**AUFGABEN:**
a) Übertrage den Satz „Einen Tag vor ihrer Ankunft begann ich, die Ente, die ich gekauft hatte, vorzubereiten.“ aus dem Auszug ins Englische.
b) Wonach fragten die Eltern laut dem Auszug?

**AUSZUG:**
____
Der Weihnachtsschmaus

Eigentlich bin ich ja ein regelrechter Weihnachtsmuffel und mag dieses Ganze Hin und her nicht besonders. Am liebsten verbringe ich die Feiertage ungestört allein. Dieses Jahr sollte es allerdings anders werden. Meine Eltern hatten sich angekündigt und ich versprach ihnen, ein Festmahl auf den Tisch zu zaubern. Einen Tag vor ihrer Ankunft begann ich, die Ente, die ich gekauft hatte, vorzubereiten. Ich stopfte sie mit einer leckeren, selbst kreierten Füllung und rieb ihre zarte Haut mit Gewürzen ein. Während ich so an der Ente arbeitete, musste ich an die letzten Tage und Wochen denken. Vor allem aber drehten sich meine Gedanken um meine Kollegin. Würden wir uns jemals wieder so verstehen wie früher? Werde ich sie doch noch rumkriegen? Und während ich dies dachte, kamen in mir wieder diese Fantasien hoch. Sie übermannten mich und ehe ich mich versah, hatte ich Tagträume davon, wie ich diese süße Maus über den Schreibtisch lege und es ihr von hinten besorge, während ich ihr heftige Schläge auf den Arsch gebe, so daß sich darauf rote Handabdrücke abzeichnen. Ich war vollkommen in meiner Gedankenwelt versunken und merkte nicht mehr, was um mich herum geschah. Als ich die Augen schließlich wieder öffnete und meinen Liebesnektar in einem riesigen Schwall von mir stieß, bekam ich einen Schreck. In meiner unbändigen Geilheit hatte ich nicht bemerkt, daß ich die ganze Zeit heftige Liebesstöße in das zarte Hinterteil der gerupften Ente abgegeben und mich schließlich in ihr meiner Säfte entledigt hatte. Nach dem anfänglichen Schock, siegte der gesunde Menschenverstand und ich überlegte, was ich nun machen sollte. Eine neue Ente war so schnell nicht aufzutreiben und es mangelte auch an Geld. Ehrlich gesagt war ich auch viel zu geizig um diese Ente wegzuwerfen. So tat ich also, was wohl jeder in dieser Situation getan hätte. Ich füllte die Ente weiter und am nächsten Tag servierte ich sie zum Mittagessen, wobei ich selber mich sehr mit dem Essen zurückhielt. Bemerkt haben meine Eltern nichts. Sie haben mich sogar nach dem Rezept für die Füllung gefragt und wollten wissen, welche geheimen Zutaten ich verwendet hätte, damit sie so vorzüglich schmeckt. Irgendwie habe ich jetzt ein schlechtes Gewissen...
____
**QUELLDATEN:**
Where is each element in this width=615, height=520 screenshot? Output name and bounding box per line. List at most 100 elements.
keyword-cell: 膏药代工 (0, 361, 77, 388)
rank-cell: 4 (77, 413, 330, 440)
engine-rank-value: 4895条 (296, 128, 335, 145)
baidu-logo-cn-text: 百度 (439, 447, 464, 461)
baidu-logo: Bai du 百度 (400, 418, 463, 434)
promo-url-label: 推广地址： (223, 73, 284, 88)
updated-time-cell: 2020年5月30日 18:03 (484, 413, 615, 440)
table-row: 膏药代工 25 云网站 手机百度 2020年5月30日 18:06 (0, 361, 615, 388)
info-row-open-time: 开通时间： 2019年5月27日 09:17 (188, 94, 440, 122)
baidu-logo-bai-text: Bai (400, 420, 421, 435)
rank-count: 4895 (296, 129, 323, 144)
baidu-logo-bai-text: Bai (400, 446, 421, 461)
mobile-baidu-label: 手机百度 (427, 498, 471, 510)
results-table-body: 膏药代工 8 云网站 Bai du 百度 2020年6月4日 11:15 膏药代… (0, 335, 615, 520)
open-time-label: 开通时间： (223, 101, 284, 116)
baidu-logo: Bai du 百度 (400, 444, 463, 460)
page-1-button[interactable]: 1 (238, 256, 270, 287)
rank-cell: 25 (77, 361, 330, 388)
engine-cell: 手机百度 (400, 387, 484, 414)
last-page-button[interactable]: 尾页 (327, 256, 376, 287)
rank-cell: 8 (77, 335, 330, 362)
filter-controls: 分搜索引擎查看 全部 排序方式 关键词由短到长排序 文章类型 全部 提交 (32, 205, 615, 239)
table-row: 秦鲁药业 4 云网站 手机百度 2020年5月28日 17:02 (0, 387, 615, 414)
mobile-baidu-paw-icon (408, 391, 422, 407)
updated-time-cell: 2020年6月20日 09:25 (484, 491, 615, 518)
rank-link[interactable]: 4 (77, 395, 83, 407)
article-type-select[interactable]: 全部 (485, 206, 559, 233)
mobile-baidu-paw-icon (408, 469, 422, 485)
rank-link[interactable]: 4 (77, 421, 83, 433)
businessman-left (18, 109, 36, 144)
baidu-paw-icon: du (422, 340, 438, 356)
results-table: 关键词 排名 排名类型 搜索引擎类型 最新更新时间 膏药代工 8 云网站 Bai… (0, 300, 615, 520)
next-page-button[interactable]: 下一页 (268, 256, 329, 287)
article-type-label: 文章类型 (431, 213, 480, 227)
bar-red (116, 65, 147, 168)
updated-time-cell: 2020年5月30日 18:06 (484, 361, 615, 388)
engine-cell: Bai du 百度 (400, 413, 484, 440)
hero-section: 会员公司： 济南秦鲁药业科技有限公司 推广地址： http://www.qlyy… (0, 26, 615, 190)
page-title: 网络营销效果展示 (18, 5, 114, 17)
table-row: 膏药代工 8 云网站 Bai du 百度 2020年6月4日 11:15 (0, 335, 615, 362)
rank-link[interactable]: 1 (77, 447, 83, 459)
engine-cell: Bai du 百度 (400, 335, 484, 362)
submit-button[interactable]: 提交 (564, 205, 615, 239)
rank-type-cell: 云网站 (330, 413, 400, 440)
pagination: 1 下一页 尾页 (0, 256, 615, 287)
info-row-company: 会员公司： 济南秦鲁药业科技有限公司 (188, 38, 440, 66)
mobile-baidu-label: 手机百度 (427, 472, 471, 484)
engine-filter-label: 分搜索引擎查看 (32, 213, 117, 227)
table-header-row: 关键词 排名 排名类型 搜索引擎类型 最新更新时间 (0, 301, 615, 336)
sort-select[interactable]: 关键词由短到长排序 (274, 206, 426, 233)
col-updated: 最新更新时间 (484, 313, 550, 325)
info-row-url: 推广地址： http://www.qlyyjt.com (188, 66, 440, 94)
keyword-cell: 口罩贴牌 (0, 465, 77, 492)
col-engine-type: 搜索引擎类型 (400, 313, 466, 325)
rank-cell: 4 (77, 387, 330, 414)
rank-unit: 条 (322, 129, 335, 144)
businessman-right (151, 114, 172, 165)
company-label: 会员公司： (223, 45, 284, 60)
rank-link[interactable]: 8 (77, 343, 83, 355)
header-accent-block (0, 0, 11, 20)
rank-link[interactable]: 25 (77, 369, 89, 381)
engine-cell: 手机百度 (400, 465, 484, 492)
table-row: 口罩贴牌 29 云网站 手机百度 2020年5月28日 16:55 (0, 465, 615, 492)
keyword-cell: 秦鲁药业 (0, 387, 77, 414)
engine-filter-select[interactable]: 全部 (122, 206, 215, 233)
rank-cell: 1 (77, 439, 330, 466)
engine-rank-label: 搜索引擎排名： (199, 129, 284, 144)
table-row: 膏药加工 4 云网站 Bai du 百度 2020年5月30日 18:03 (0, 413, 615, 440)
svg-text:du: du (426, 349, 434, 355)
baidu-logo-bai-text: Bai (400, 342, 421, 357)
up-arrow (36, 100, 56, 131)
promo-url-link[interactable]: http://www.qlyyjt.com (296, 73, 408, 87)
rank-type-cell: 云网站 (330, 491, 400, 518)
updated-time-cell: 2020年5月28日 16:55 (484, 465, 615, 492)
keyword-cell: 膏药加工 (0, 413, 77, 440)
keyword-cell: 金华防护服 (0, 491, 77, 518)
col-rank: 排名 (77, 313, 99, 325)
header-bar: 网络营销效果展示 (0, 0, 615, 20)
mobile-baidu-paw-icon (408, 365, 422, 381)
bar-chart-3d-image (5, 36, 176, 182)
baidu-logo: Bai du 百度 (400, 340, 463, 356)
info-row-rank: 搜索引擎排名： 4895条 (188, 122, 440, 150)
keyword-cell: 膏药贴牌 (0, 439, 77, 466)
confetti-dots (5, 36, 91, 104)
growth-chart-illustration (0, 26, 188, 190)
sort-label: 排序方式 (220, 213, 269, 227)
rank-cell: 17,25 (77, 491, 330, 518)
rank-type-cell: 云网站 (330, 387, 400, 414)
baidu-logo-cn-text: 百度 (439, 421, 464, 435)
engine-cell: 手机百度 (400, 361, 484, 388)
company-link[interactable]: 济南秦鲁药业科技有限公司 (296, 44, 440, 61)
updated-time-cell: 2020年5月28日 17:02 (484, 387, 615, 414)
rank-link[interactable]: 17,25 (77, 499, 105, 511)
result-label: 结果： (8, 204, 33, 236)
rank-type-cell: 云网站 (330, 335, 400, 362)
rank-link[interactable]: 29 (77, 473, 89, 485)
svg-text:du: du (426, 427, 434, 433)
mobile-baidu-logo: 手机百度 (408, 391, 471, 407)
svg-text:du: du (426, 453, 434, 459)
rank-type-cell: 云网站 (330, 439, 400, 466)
____
**ANTWORTEN DER REIHE:**
a) One day before their arrival, I began to prepare the duck I had bought.

b) Sie fragten nach dem Rezept für die Füllung und wollten wissen, welche geheimen Zutaten verwendet worden waren.